• _TEXT SECTION_

========================================================================

Dean Koontz’s One Door Away From Heaven

Overview: After years of bad decisions, Mickey Bellsong has moved in with her eccentric Aunt Geneva Davis. It’s only to be long enough for her to get back on her feet. Then, they meet their newest neighbor, Leilani Klunk. She has such an interesting, if not horrifying, tale to share. If even half of what she accuses her step-father of is true, then she needs some serious help. Too bad they are heading after another close-encounter witness. Didn’t I mention that Preston Maddoc, Leilani’s step-father, is obsessed with extraterrestrials?

Story Telling: It’s a pretty straight forward story. I do have to admit that the first few chapters from Curtis’s point-of-view can be rather confusing.

Likes: Mickey was a pretty strong woman. She may disagree, but someone as truly weak, as she believed herself to be, wouldn’t have pursued her enemy. Aunt Geneva was a trip as well. And I honestly never considered dogs to be as close to God as they were shown.

Dislikes: How does a woman like F.W. Bronson end up as a social worker in C.P.S.? Oh boy, a girl is afraid that she is going to die, but the honorable Preston Maddoc would never do anything wrong. Or how about Darvey? Who would really take someone who isn’t joking, dead serious even, and thinks that he/she is a good reason to never have children?

Favorite Character: Now, I don’t know how to do this one. Our finalists are: Noah, Polly, Cass, Aunt Gen, or Mickey. And they all have good reasons to be a contender, or a winner.

Favorite Quote: Let’s go with Aunt Gen to Mickey. “You come home.”

========================================================================

• _DATASET RECORDS_
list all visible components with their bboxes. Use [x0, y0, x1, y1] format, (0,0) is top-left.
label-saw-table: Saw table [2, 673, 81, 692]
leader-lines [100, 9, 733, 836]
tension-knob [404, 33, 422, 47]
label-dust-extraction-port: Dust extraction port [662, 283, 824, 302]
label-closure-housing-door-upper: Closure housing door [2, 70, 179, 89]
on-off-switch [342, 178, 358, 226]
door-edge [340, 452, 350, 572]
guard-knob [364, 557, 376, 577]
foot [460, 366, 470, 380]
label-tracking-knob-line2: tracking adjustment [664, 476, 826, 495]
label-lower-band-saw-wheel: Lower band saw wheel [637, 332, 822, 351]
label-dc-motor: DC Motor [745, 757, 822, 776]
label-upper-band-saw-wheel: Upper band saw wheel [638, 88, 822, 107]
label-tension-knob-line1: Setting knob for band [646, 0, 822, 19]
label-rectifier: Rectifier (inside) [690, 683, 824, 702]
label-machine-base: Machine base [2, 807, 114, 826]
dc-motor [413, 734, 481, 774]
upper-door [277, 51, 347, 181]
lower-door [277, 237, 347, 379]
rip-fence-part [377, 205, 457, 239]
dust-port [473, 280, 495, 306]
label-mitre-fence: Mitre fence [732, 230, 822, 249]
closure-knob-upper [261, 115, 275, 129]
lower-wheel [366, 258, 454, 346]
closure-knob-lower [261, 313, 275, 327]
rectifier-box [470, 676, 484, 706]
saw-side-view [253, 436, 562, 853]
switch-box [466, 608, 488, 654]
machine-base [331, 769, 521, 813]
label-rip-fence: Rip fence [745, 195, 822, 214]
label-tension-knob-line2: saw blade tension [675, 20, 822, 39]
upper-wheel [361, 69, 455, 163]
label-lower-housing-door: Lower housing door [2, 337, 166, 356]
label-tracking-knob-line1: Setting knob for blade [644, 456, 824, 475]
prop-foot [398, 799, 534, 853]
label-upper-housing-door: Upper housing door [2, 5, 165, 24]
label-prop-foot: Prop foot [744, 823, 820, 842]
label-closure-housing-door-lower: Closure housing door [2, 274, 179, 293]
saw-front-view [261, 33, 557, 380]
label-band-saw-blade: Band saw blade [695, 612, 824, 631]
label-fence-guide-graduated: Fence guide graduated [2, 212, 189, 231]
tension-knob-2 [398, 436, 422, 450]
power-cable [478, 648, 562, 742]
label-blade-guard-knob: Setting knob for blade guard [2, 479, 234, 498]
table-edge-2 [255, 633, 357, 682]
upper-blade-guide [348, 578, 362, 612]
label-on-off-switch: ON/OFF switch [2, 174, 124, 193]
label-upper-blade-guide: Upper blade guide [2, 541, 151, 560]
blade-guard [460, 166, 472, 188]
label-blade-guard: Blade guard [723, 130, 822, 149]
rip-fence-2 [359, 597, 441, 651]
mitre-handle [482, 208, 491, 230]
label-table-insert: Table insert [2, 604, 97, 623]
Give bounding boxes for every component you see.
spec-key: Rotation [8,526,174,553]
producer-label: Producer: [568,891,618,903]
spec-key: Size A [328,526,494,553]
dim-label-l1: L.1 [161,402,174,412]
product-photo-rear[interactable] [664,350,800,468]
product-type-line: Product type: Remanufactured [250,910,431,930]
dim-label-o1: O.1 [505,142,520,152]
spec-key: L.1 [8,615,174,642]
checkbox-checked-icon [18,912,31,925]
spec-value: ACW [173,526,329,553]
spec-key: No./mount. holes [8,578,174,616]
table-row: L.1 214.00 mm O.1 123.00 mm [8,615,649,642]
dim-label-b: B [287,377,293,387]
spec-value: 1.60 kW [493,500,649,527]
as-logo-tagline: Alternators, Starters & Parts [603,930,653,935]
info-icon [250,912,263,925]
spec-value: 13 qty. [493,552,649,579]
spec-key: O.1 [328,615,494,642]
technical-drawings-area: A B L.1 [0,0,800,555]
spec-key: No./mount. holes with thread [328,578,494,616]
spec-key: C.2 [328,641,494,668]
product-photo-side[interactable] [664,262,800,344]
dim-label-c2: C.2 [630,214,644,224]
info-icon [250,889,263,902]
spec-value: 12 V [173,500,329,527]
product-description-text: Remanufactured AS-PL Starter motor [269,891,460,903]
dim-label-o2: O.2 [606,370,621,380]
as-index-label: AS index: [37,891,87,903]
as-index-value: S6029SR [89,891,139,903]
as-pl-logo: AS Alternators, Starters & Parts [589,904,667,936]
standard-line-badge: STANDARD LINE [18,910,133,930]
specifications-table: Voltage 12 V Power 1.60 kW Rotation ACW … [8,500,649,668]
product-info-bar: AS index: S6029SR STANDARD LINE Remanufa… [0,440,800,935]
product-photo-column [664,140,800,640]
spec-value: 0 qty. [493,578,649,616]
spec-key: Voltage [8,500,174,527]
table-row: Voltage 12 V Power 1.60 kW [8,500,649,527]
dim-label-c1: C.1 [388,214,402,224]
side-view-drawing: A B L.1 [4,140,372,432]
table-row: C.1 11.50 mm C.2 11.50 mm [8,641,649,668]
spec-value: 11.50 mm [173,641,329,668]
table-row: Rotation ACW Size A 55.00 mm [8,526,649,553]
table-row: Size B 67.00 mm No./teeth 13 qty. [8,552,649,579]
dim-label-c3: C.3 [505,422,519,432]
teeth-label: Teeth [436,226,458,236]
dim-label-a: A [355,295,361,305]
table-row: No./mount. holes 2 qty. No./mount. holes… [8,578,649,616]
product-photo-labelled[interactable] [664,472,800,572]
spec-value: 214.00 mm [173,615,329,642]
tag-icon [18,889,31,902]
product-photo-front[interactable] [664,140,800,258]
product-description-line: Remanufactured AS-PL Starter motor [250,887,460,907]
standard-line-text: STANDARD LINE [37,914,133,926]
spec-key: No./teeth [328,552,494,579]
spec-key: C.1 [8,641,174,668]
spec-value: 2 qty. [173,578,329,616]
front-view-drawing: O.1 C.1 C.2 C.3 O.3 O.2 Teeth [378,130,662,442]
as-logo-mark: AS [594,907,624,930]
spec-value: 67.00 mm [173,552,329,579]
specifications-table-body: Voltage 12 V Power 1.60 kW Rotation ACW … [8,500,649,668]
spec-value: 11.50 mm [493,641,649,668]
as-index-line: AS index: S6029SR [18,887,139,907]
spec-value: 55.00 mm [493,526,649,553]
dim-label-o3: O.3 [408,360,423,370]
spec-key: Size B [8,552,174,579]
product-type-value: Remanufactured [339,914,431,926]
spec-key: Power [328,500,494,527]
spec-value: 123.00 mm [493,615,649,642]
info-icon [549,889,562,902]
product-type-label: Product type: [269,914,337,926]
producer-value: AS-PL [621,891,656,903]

========================================================================

Could you rewrite the passage of the One Door Away From Heaven review starting with "Story Telling: It’s" and going on through "never have children?", putting "Leilani's step-father" in place of "Preston Maddoc"?

• _SOLUTION TO THIS EXERCISE_
Story Telling: It’s a pretty straight forward story. I do have to admit that the first few chapters from Curtis’s point-of-view can be rather confusing.

Likes: Mickey was a pretty strong woman. She may disagree, but someone as truly weak, as she believed herself to be, wouldn’t have pursued her enemy. Aunt Geneva was a trip as well. And I honestly never considered dogs to be as close to God as they were shown.

Dislikes: How does a woman like F.W. Bronson end up as a social worker in C.P.S.? Oh boy, a girl is afraid that she is going to die, but the honorable Leilani's step-father would never do anything wrong. Or how about Darvey? Who would really take someone who isn’t joking, dead serious even, and thinks that he/she is a good reason to never have children?